Records about charts and figures
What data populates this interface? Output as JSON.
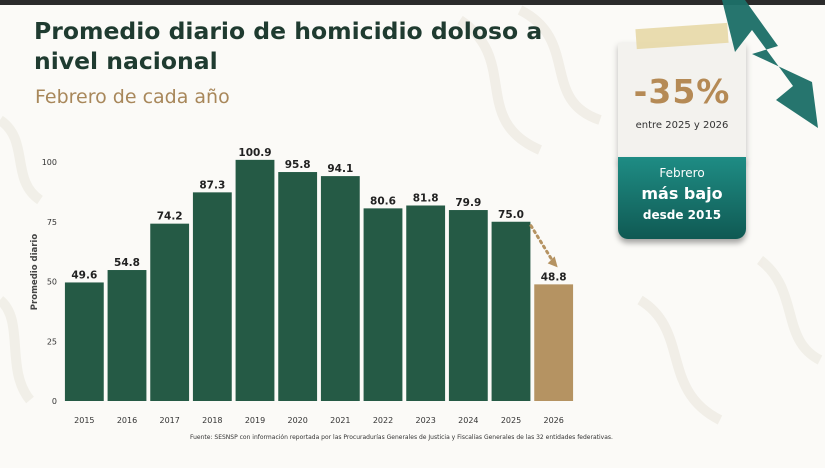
{
  "title": "Promedio diario de homicidio doloso a nivel nacional",
  "subtitle": "Febrero de cada año",
  "callout": {
    "percent": "-35%",
    "range_text": "entre 2025 y 2026",
    "line1": "Febrero",
    "line2": "más bajo",
    "line3": "desde 2015"
  },
  "source": "Fuente: SESNSP con información reportada por las Procuradurías Generales de Justicia y Fiscalías Generales de las 32 entidades federativas.",
  "colors": {
    "bar": "#255a45",
    "highlight": "#b59362",
    "title": "#1f3b30",
    "subtitle": "#a8875a",
    "callout_teal": "#17776f"
  },
  "chart_data": {
    "type": "bar",
    "title": "Promedio diario de homicidio doloso a nivel nacional",
    "subtitle": "Febrero de cada año",
    "xlabel": "",
    "ylabel": "Promedio diario",
    "ylim": [
      0,
      100
    ],
    "yticks": [
      0,
      25,
      50,
      75,
      100
    ],
    "categories": [
      "2015",
      "2016",
      "2017",
      "2018",
      "2019",
      "2020",
      "2021",
      "2022",
      "2023",
      "2024",
      "2025",
      "2026"
    ],
    "values": [
      49.6,
      54.8,
      74.2,
      87.3,
      100.9,
      95.8,
      94.1,
      80.6,
      81.8,
      79.9,
      75.0,
      48.8
    ],
    "value_labels": [
      "49.6",
      "54.8",
      "74.2",
      "87.3",
      "100.9",
      "95.8",
      "94.1",
      "80.6",
      "81.8",
      "79.9",
      "75.0",
      "48.8"
    ],
    "highlight_category": "2026",
    "grid": false,
    "legend": "none"
  }
}
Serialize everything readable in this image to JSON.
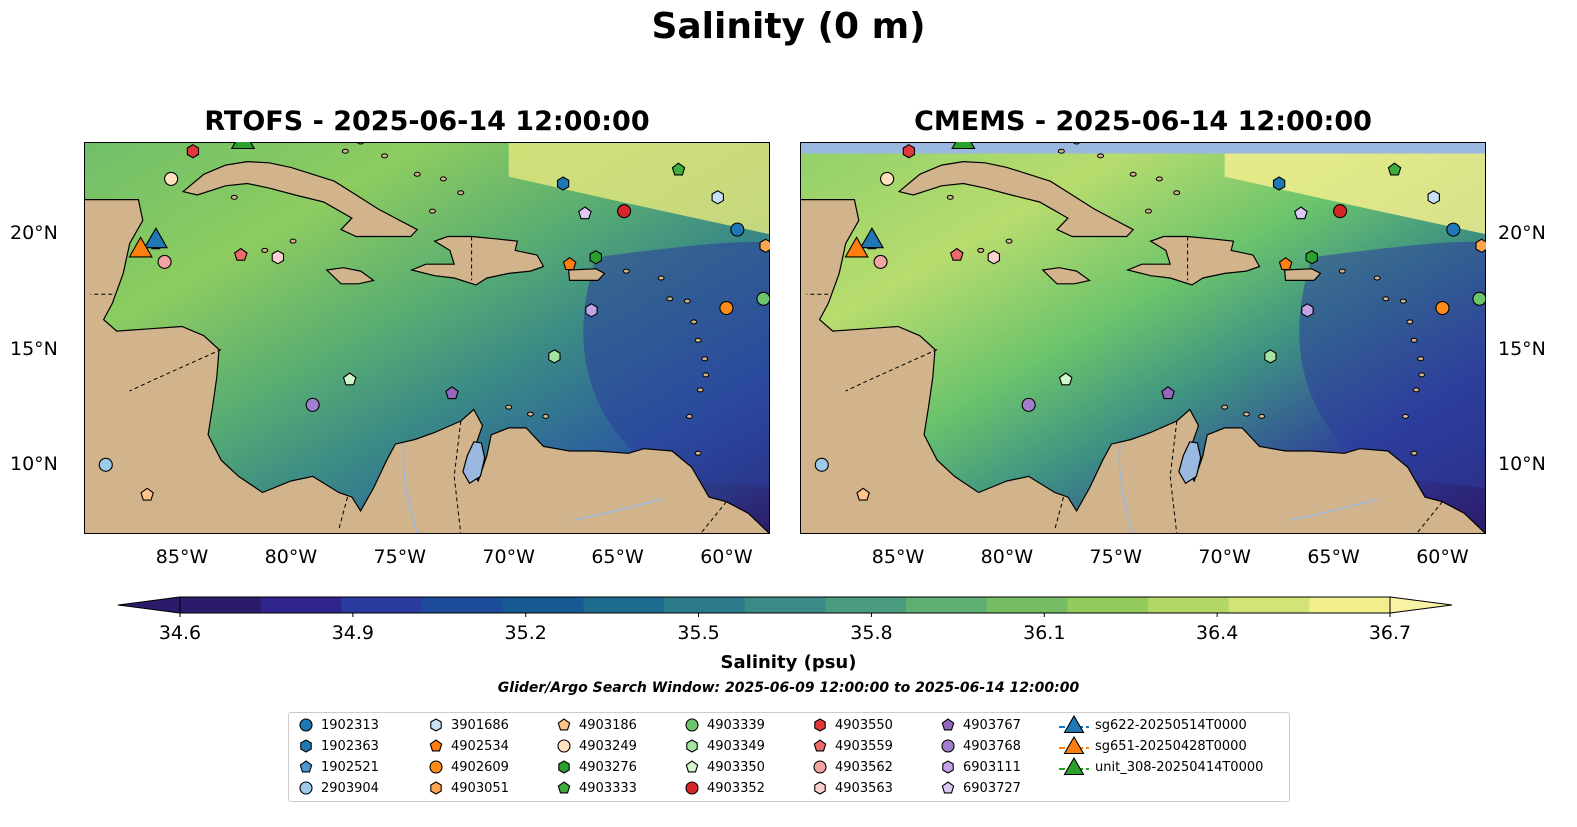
{
  "suptitle": "Salinity (0 m)",
  "panels": [
    {
      "id": "rtofs",
      "title": "RTOFS - 2025-06-14 12:00:00"
    },
    {
      "id": "cmems",
      "title": "CMEMS - 2025-06-14 12:00:00"
    }
  ],
  "axes": {
    "lon_ticks": [
      "85°W",
      "80°W",
      "75°W",
      "70°W",
      "65°W",
      "60°W"
    ],
    "lat_ticks": [
      "20°N",
      "15°N",
      "10°N"
    ],
    "lon_range": [
      -89.5,
      -58.0
    ],
    "lat_range": [
      7.0,
      24.0
    ]
  },
  "colorbar": {
    "title": "Salinity (psu)",
    "min": 34.6,
    "max": 36.7,
    "ticks": [
      "34.6",
      "34.9",
      "35.2",
      "35.5",
      "35.8",
      "36.1",
      "36.4",
      "36.7"
    ],
    "colors": [
      "#2c1a6b",
      "#2f238c",
      "#2a3a9f",
      "#1d4b9b",
      "#175a93",
      "#1d6b8e",
      "#2a7a8a",
      "#3a8a86",
      "#4b9b7e",
      "#5fae72",
      "#77bd66",
      "#93cb5f",
      "#b2d766",
      "#d3e377",
      "#f3ee8d"
    ]
  },
  "search_window": "Glider/Argo Search Window: 2025-06-09 12:00:00 to 2025-06-14 12:00:00",
  "legend": [
    {
      "label": "1902313",
      "shape": "circle",
      "color": "#1f77b4"
    },
    {
      "label": "1902363",
      "shape": "hexagon",
      "color": "#1f77b4"
    },
    {
      "label": "1902521",
      "shape": "pentagon",
      "color": "#4e98cf"
    },
    {
      "label": "2903904",
      "shape": "circle",
      "color": "#9ecae9"
    },
    {
      "label": "3901686",
      "shape": "hexagon",
      "color": "#c6e0f5"
    },
    {
      "label": "4902534",
      "shape": "pentagon",
      "color": "#ff7f0e"
    },
    {
      "label": "4902609",
      "shape": "circle",
      "color": "#ff8c1a"
    },
    {
      "label": "4903051",
      "shape": "hexagon",
      "color": "#ffa54f"
    },
    {
      "label": "4903186",
      "shape": "pentagon",
      "color": "#ffc48a"
    },
    {
      "label": "4903249",
      "shape": "circle",
      "color": "#ffe0bf"
    },
    {
      "label": "4903276",
      "shape": "hexagon",
      "color": "#2ca02c"
    },
    {
      "label": "4903333",
      "shape": "pentagon",
      "color": "#3fae3f"
    },
    {
      "label": "4903339",
      "shape": "circle",
      "color": "#6cc46c"
    },
    {
      "label": "4903349",
      "shape": "hexagon",
      "color": "#a6e3a0"
    },
    {
      "label": "4903350",
      "shape": "pentagon",
      "color": "#d3f5cc"
    },
    {
      "label": "4903352",
      "shape": "circle",
      "color": "#d62728"
    },
    {
      "label": "4903550",
      "shape": "hexagon",
      "color": "#e0393b"
    },
    {
      "label": "4903559",
      "shape": "pentagon",
      "color": "#ec6a6a"
    },
    {
      "label": "4903562",
      "shape": "circle",
      "color": "#f4a3a3"
    },
    {
      "label": "4903563",
      "shape": "hexagon",
      "color": "#fbd0d0"
    },
    {
      "label": "4903767",
      "shape": "pentagon",
      "color": "#9467bd"
    },
    {
      "label": "4903768",
      "shape": "circle",
      "color": "#a27fce"
    },
    {
      "label": "6903111",
      "shape": "hexagon",
      "color": "#c2a3e6"
    },
    {
      "label": "6903727",
      "shape": "pentagon",
      "color": "#ddc8f5"
    },
    {
      "label": "sg622-20250514T0000",
      "shape": "triangle",
      "color": "#1f77b4"
    },
    {
      "label": "sg651-20250428T0000",
      "shape": "triangle",
      "color": "#ff7f0e"
    },
    {
      "label": "unit_308-20250414T0000",
      "shape": "triangle",
      "color": "#2ca02c"
    }
  ],
  "markers": [
    {
      "id": "1902313",
      "lon": -59.5,
      "lat": 20.2
    },
    {
      "id": "1902363",
      "lon": -67.5,
      "lat": 22.2
    },
    {
      "id": "1902521",
      "lon": -86.2,
      "lat": 19.6
    },
    {
      "id": "2903904",
      "lon": -88.5,
      "lat": 10.0
    },
    {
      "id": "3901686",
      "lon": -60.4,
      "lat": 21.6
    },
    {
      "id": "4902534",
      "lon": -67.2,
      "lat": 18.7
    },
    {
      "id": "4902609",
      "lon": -60.0,
      "lat": 16.8
    },
    {
      "id": "4903051",
      "lon": -58.2,
      "lat": 19.5
    },
    {
      "id": "4903186",
      "lon": -86.6,
      "lat": 8.7
    },
    {
      "id": "4903249",
      "lon": -85.5,
      "lat": 22.4
    },
    {
      "id": "4903276",
      "lon": -66.0,
      "lat": 19.0
    },
    {
      "id": "4903333",
      "lon": -62.2,
      "lat": 22.8
    },
    {
      "id": "4903339",
      "lon": -58.3,
      "lat": 17.2
    },
    {
      "id": "4903349",
      "lon": -67.9,
      "lat": 14.7
    },
    {
      "id": "4903350",
      "lon": -77.3,
      "lat": 13.7
    },
    {
      "id": "4903352",
      "lon": -64.7,
      "lat": 21.0
    },
    {
      "id": "4903550",
      "lon": -84.5,
      "lat": 23.6
    },
    {
      "id": "4903559",
      "lon": -82.3,
      "lat": 19.1
    },
    {
      "id": "4903562",
      "lon": -85.8,
      "lat": 18.8
    },
    {
      "id": "4903563",
      "lon": -80.6,
      "lat": 19.0
    },
    {
      "id": "4903767",
      "lon": -72.6,
      "lat": 13.1
    },
    {
      "id": "4903768",
      "lon": -79.0,
      "lat": 12.6
    },
    {
      "id": "6903111",
      "lon": -66.2,
      "lat": 16.7
    },
    {
      "id": "6903727",
      "lon": -66.5,
      "lat": 20.9
    },
    {
      "id": "sg622-20250514T0000",
      "lon": -86.2,
      "lat": 19.7
    },
    {
      "id": "sg651-20250428T0000",
      "lon": -86.9,
      "lat": 19.3
    },
    {
      "id": "unit_308-20250414T0000",
      "lon": -82.2,
      "lat": 24.0
    }
  ]
}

Aim of the exercise: Find how many lines in the listing hold "Febrero", and reply with that number only.

Task answer: 3